_Task to complete_:
Copy the records verbatim from the first line through the line containing "contour-label-box <box>457 377 492 398</box>", including that line.

Layout annotation data:
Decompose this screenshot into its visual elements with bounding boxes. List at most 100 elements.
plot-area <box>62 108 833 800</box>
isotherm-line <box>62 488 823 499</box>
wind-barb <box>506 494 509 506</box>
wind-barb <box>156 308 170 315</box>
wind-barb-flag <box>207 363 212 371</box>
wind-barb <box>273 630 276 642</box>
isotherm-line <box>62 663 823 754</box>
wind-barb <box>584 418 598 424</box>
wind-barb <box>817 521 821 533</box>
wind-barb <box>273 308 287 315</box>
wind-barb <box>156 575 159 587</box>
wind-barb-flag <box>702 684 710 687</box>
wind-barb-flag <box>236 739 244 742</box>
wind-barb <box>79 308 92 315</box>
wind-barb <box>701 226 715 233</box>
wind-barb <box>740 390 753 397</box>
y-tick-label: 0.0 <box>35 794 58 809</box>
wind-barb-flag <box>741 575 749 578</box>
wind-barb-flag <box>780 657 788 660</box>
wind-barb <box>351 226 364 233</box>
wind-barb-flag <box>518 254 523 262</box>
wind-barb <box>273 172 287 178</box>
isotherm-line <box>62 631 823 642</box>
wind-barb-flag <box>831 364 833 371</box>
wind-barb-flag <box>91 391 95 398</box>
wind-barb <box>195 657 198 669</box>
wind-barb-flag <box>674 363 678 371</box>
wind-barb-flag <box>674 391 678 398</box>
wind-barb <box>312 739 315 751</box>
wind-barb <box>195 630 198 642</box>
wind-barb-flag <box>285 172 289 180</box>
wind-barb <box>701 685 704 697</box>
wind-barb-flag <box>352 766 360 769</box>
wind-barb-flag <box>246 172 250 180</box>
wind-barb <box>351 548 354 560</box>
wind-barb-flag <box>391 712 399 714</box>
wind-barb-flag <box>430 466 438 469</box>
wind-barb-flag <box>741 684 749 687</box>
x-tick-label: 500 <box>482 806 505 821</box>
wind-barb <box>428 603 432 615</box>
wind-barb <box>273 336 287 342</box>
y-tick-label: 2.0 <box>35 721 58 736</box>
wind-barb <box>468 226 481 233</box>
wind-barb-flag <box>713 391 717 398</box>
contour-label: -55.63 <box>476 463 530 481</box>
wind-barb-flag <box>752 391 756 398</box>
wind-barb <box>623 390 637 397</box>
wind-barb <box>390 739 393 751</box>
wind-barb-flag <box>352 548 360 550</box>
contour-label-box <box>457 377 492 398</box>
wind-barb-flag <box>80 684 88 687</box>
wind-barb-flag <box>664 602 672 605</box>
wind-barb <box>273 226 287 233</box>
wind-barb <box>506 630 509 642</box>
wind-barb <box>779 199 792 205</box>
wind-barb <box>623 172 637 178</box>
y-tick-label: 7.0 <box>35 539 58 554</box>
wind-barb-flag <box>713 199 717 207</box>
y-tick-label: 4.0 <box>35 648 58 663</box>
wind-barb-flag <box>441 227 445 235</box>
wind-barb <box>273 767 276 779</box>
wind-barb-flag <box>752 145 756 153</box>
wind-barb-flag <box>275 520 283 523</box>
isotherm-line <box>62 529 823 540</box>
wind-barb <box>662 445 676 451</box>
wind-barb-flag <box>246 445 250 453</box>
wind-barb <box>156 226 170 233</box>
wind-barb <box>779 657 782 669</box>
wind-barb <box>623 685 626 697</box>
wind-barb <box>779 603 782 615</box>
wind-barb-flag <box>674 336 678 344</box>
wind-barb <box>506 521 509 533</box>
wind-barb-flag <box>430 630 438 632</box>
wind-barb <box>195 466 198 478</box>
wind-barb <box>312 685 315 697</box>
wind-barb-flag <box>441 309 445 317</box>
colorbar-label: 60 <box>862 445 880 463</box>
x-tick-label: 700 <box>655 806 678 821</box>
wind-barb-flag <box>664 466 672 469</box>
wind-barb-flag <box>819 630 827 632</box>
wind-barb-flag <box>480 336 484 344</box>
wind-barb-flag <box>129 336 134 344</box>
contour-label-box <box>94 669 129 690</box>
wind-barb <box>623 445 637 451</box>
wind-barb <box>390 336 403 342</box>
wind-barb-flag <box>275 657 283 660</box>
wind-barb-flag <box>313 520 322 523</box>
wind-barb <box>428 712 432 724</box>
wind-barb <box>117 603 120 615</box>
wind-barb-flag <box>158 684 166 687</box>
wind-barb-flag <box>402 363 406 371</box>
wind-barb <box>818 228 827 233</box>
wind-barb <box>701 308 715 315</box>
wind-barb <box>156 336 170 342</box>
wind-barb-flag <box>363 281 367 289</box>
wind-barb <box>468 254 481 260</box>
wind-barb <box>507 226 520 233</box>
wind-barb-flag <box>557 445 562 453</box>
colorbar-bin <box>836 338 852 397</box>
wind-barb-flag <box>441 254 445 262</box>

_Result of this exercise_:
Decompose this screenshot into its visual elements with bounding boxes. List at most 100 elements.
plot-area <box>62 108 833 800</box>
isotherm-line <box>62 488 823 499</box>
wind-barb <box>506 494 509 506</box>
wind-barb <box>156 308 170 315</box>
wind-barb-flag <box>207 363 212 371</box>
wind-barb <box>273 630 276 642</box>
isotherm-line <box>62 663 823 754</box>
wind-barb <box>584 418 598 424</box>
wind-barb <box>817 521 821 533</box>
wind-barb <box>273 308 287 315</box>
wind-barb <box>156 575 159 587</box>
wind-barb-flag <box>702 684 710 687</box>
wind-barb-flag <box>236 739 244 742</box>
wind-barb <box>79 308 92 315</box>
wind-barb <box>701 226 715 233</box>
wind-barb <box>740 390 753 397</box>
y-tick-label: 0.0 <box>35 794 58 809</box>
wind-barb-flag <box>741 575 749 578</box>
wind-barb-flag <box>780 657 788 660</box>
wind-barb <box>351 226 364 233</box>
wind-barb-flag <box>518 254 523 262</box>
wind-barb <box>273 172 287 178</box>
isotherm-line <box>62 631 823 642</box>
wind-barb-flag <box>831 364 833 371</box>
wind-barb-flag <box>91 391 95 398</box>
wind-barb <box>195 657 198 669</box>
wind-barb-flag <box>674 363 678 371</box>
wind-barb-flag <box>674 391 678 398</box>
wind-barb <box>312 739 315 751</box>
wind-barb <box>195 630 198 642</box>
wind-barb-flag <box>285 172 289 180</box>
wind-barb <box>701 685 704 697</box>
wind-barb-flag <box>352 766 360 769</box>
wind-barb-flag <box>246 172 250 180</box>
wind-barb <box>351 548 354 560</box>
wind-barb-flag <box>391 712 399 714</box>
wind-barb-flag <box>430 466 438 469</box>
wind-barb-flag <box>741 684 749 687</box>
x-tick-label: 500 <box>482 806 505 821</box>
wind-barb <box>428 603 432 615</box>
wind-barb <box>273 336 287 342</box>
y-tick-label: 2.0 <box>35 721 58 736</box>
wind-barb <box>468 226 481 233</box>
wind-barb-flag <box>713 391 717 398</box>
contour-label: -55.63 <box>476 463 530 481</box>
wind-barb-flag <box>752 391 756 398</box>
wind-barb <box>623 390 637 397</box>
wind-barb <box>390 739 393 751</box>
wind-barb-flag <box>352 548 360 550</box>
contour-label-box <box>457 377 492 398</box>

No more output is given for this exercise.